Copy the data below exactly.

Data extracted from a collection
☆ ☆ ☆ ☆ ☆ ☆ ☆

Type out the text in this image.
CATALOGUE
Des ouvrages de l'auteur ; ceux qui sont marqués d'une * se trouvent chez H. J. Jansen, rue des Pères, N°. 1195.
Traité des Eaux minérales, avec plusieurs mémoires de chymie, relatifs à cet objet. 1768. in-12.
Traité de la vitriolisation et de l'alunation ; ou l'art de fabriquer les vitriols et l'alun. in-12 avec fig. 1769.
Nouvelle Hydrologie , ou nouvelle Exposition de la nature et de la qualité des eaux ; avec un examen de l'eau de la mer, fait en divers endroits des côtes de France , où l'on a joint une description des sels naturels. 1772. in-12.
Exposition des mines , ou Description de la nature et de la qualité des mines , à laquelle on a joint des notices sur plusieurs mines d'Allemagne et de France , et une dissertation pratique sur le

☆ ☆ ☆ ☆ ☆ ☆ ☆

▶ [Expected answer]
Type out the text in this image.
CATALOGUE
Des ouvrages de l'auteur ; ceux qui sont marqués d'une * se trouvent chez H. J. Jansen, rue des Pères, N°. 1195.
Traité des Eaux minérales, avec plusieurs mémoires de chymie, relatifs à cet objet. 1768. in-12.
Traité de la vitriolisation et de l'alunation ; ou l'art de fabriquer les vitriols et l'alun. in-12 avec fig. 1769.
Nouvelle Hydrologie , ou nouvelle Exposition de la nature et de la qualité des eaux ; avec un examen de l'eau de la mer, fait en divers endroits des côtes de France , où l'on a joint une description des sels naturels. 1772. in-12.
Exposition des mines , ou Description de la nature et de la qualité des mines , à laquelle on a joint des notices sur plusieurs mines d'Allemagne et de France , et une dissertation pratique sur le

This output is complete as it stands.